Information cascades are fascinating because they don’t necessarily sway individuals into good behavior or bad behavior, they just build on decisions made by a finite few. This is illustrated in how witnessing someone jaywalk can sway a cascade to follow them if a few others are in a rush but can equally enhance caution to stay back and wait if the initial reactions are of disapproval. Even more interesting is that this phenomenon doesn’t only live in the realm of ordinary people putting aside their private opinions for small matters, but applies to experts making major decisions too!

John Tierney discusses a particular example where one confident doctor swayed colleagues across the US to attribute heart disease to a high fat diet. Time and expertise is limited, so even medical experts depend on cues from others to make decisions and guide their own practice. This claim became hard to break from when large organizations like the American Cancer Society and the National Institutes of Health agreed with it. This transformed information cascade to what the article calls a reputation cascade where suggesting that fat doesn’t correlate to heart disease is labeled as controversial and a penalty to your reputation.

But, just as with other information cascades, this belief is relatively fragile. Through the decades, many influential doctors have conducted their own studies which reveal that, without exception, there is no correlation between a high-fat diet and obesity or heart disease. Furthermore, societal encouragement for a low-fat diet could be pushing people to consume more carbs which could be the culprit, but this too could be opening a new information cascade not based on hard evidence. Shifting away from this information cascade is not only hard due to how long it has been marketed as factual, but that there is some intuition (private signals) that low fat should be healthy. Breaking the information cascade and the private signals that individuals hold is a major task that doesn’t happen quickly.

DATASET:
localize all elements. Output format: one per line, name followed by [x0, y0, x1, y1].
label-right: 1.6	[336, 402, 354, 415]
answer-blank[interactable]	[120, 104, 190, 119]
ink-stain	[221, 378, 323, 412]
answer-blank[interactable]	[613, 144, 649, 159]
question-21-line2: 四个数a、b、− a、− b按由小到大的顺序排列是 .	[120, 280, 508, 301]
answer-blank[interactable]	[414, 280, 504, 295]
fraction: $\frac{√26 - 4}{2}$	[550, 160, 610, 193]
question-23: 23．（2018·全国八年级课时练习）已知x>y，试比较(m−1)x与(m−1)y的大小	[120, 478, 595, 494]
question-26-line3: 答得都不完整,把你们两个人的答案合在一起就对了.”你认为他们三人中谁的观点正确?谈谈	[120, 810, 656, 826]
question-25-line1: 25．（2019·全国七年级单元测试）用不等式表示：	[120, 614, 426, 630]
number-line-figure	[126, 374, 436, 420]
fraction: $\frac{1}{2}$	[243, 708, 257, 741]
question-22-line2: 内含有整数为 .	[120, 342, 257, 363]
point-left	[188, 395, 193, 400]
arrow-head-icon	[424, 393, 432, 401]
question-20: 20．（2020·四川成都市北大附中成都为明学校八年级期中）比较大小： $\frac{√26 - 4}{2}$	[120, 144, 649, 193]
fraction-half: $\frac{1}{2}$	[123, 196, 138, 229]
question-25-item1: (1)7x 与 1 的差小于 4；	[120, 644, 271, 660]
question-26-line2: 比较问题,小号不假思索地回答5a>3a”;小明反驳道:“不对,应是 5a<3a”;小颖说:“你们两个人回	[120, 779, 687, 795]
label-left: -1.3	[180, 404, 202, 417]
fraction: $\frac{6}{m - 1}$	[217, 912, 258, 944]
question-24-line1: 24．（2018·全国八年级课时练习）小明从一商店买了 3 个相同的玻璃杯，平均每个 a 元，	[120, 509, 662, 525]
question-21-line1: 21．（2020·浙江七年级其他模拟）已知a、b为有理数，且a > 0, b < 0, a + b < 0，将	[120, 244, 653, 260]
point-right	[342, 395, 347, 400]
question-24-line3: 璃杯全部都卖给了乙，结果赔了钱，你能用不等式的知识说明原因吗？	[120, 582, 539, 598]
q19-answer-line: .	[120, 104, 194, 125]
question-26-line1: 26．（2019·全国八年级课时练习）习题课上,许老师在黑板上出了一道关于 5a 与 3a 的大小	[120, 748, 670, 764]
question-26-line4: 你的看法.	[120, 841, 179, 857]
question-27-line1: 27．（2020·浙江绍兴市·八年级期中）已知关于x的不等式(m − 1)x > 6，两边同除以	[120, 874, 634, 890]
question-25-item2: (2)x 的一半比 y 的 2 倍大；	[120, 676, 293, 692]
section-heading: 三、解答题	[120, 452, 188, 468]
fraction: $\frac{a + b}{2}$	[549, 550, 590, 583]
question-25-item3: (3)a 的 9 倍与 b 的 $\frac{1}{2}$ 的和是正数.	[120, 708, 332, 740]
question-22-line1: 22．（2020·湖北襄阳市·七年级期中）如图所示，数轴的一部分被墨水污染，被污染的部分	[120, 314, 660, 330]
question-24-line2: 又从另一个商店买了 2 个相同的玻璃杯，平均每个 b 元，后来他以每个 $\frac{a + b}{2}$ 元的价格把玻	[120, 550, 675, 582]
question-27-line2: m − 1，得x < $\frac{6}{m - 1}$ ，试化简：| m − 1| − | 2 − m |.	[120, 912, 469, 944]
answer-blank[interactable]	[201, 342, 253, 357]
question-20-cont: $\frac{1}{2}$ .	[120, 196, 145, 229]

PROBLEM 1:
In the passage on information cascades, which two large organizations agreed with the claim that a high-fat diet causes heart disease?
PROBLEM 2:
Reproduce the part of the passage on information cascades starting with "John Tierney discusses" and going on through "to your reputation.".

TASK SOLUTION 1:
The American Cancer Society and the National Institutes of Health.

TASK SOLUTION 2:
John Tierney discusses a particular example where one confident doctor swayed colleagues across the US to attribute heart disease to a high fat diet. Time and expertise is limited, so even medical experts depend on cues from others to make decisions and guide their own practice. This claim became hard to break from when large organizations like the American Cancer Society and the National Institutes of Health agreed with it. This transformed information cascade to what the article calls a reputation cascade where suggesting that fat doesn’t correlate to heart disease is labeled as controversial and a penalty to your reputation.